----- EXCERPTED DATA -----

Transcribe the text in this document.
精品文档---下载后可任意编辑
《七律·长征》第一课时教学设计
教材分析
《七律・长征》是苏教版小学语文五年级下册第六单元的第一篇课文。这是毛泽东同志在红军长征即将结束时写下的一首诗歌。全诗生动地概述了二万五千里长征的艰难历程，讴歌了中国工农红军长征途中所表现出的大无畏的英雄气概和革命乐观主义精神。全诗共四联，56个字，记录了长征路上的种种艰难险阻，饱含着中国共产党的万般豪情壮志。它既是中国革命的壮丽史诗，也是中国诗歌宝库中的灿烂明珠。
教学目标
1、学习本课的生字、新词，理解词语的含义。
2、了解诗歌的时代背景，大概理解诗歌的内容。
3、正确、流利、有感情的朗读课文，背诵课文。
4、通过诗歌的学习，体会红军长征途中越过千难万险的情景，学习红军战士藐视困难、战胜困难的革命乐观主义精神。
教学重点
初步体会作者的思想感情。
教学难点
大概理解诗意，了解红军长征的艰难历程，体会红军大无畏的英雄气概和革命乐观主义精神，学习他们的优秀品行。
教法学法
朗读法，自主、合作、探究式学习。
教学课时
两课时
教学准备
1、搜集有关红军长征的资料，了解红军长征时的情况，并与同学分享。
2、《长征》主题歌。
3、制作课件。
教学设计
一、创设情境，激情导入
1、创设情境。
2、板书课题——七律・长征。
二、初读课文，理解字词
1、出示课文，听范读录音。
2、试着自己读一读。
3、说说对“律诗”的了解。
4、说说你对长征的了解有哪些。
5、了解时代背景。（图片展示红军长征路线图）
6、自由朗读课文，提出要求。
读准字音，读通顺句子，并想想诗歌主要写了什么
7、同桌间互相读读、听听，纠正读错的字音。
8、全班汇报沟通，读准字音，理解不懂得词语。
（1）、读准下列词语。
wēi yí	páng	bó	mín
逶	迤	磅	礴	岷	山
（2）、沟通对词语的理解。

-----

Return every line exactly.

Transcribe the text in this document.
精品文档---下载后可任意编辑
《七律·长征》第一课时教学设计
教材分析
《七律・长征》是苏教版小学语文五年级下册第六单元的第一篇课文。这是毛泽东同志在红军长征即将结束时写下的一首诗歌。全诗生动地概述了二万五千里长征的艰难历程，讴歌了中国工农红军长征途中所表现出的大无畏的英雄气概和革命乐观主义精神。全诗共四联，56个字，记录了长征路上的种种艰难险阻，饱含着中国共产党的万般豪情壮志。它既是中国革命的壮丽史诗，也是中国诗歌宝库中的灿烂明珠。
教学目标
1、学习本课的生字、新词，理解词语的含义。
2、了解诗歌的时代背景，大概理解诗歌的内容。
3、正确、流利、有感情的朗读课文，背诵课文。
4、通过诗歌的学习，体会红军长征途中越过千难万险的情景，学习红军战士藐视困难、战胜困难的革命乐观主义精神。
教学重点
初步体会作者的思想感情。
教学难点
大概理解诗意，了解红军长征的艰难历程，体会红军大无畏的英雄气概和革命乐观主义精神，学习他们的优秀品行。
教法学法
朗读法，自主、合作、探究式学习。
教学课时
两课时
教学准备
1、搜集有关红军长征的资料，了解红军长征时的情况，并与同学分享。
2、《长征》主题歌。
3、制作课件。
教学设计
一、创设情境，激情导入
1、创设情境。
2、板书课题——七律・长征。
二、初读课文，理解字词
1、出示课文，听范读录音。
2、试着自己读一读。
3、说说对“律诗”的了解。
4、说说你对长征的了解有哪些。
5、了解时代背景。（图片展示红军长征路线图）
6、自由朗读课文，提出要求。
读准字音，读通顺句子，并想想诗歌主要写了什么
7、同桌间互相读读、听听，纠正读错的字音。
8、全班汇报沟通，读准字音，理解不懂得词语。
（1）、读准下列词语。
wēi yí	páng	bó	mín
逶	迤	磅	礴	岷	山
（2）、沟通对词语的理解。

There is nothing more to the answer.